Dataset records
(begin)

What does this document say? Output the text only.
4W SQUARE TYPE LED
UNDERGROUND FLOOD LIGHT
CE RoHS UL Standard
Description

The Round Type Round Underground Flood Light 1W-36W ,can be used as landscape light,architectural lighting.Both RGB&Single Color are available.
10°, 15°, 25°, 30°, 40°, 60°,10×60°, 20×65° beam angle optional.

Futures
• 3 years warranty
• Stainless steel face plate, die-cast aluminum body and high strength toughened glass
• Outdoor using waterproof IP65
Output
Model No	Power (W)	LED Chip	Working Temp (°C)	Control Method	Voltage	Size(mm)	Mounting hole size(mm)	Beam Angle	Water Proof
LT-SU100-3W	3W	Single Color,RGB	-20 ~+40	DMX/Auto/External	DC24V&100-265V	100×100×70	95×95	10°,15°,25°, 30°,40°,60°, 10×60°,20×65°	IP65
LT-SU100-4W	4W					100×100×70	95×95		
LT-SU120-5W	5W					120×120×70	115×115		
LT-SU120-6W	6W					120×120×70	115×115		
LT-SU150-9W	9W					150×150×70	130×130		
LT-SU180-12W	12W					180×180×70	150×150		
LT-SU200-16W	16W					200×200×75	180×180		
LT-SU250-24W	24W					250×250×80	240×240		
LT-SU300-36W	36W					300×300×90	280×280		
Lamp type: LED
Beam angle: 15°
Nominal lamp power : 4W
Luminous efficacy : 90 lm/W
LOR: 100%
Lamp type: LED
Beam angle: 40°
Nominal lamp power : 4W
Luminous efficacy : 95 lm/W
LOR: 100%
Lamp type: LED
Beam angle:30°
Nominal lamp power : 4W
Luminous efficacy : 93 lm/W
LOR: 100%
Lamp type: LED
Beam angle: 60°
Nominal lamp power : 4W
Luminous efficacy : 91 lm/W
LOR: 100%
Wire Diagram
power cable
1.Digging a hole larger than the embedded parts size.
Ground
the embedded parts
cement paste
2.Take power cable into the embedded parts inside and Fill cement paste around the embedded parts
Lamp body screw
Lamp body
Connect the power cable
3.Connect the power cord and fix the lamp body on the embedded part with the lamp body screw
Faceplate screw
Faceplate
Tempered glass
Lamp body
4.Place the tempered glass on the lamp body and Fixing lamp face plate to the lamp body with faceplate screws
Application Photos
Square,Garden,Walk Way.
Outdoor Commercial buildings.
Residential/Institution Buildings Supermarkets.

(end)

▶ GIVEN EXERCISE
Above are some records; repeat all of them exactly.

▶ FULL ANSWER
What does this document say? Output the text only.
4W SQUARE TYPE LED
UNDERGROUND FLOOD LIGHT
CE RoHS UL Standard
Description

The Round Type Round Underground Flood Light 1W-36W ,can be used as landscape light,architectural lighting.Both RGB&Single Color are available.
10°, 15°, 25°, 30°, 40°, 60°,10×60°, 20×65° beam angle optional.

Futures
• 3 years warranty
• Stainless steel face plate, die-cast aluminum body and high strength toughened glass
• Outdoor using waterproof IP65
Output
Model No	Power (W)	LED Chip	Working Temp (°C)	Control Method	Voltage	Size(mm)	Mounting hole size(mm)	Beam Angle	Water Proof
LT-SU100-3W	3W	Single Color,RGB	-20 ~+40	DMX/Auto/External	DC24V&100-265V	100×100×70	95×95	10°,15°,25°, 30°,40°,60°, 10×60°,20×65°	IP65
LT-SU100-4W	4W					100×100×70	95×95		
LT-SU120-5W	5W					120×120×70	115×115		
LT-SU120-6W	6W					120×120×70	115×115		
LT-SU150-9W	9W					150×150×70	130×130		
LT-SU180-12W	12W					180×180×70	150×150		
LT-SU200-16W	16W					200×200×75	180×180		
LT-SU250-24W	24W					250×250×80	240×240		
LT-SU300-36W	36W					300×300×90	280×280		
Lamp type: LED
Beam angle: 15°
Nominal lamp power : 4W
Luminous efficacy : 90 lm/W
LOR: 100%
Lamp type: LED
Beam angle: 40°
Nominal lamp power : 4W
Luminous efficacy : 95 lm/W
LOR: 100%
Lamp type: LED
Beam angle:30°
Nominal lamp power : 4W
Luminous efficacy : 93 lm/W
LOR: 100%
Lamp type: LED
Beam angle: 60°
Nominal lamp power : 4W
Luminous efficacy : 91 lm/W
LOR: 100%
Wire Diagram
power cable
1.Digging a hole larger than the embedded parts size.
Ground
the embedded parts
cement paste
2.Take power cable into the embedded parts inside and Fill cement paste around the embedded parts
Lamp body screw
Lamp body
Connect the power cable
3.Connect the power cord and fix the lamp body on the embedded part with the lamp body screw
Faceplate screw
Faceplate
Tempered glass
Lamp body
4.Place the tempered glass on the lamp body and Fixing lamp face plate to the lamp body with faceplate screws
Application Photos
Square,Garden,Walk Way.
Outdoor Commercial buildings.
Residential/Institution Buildings Supermarkets.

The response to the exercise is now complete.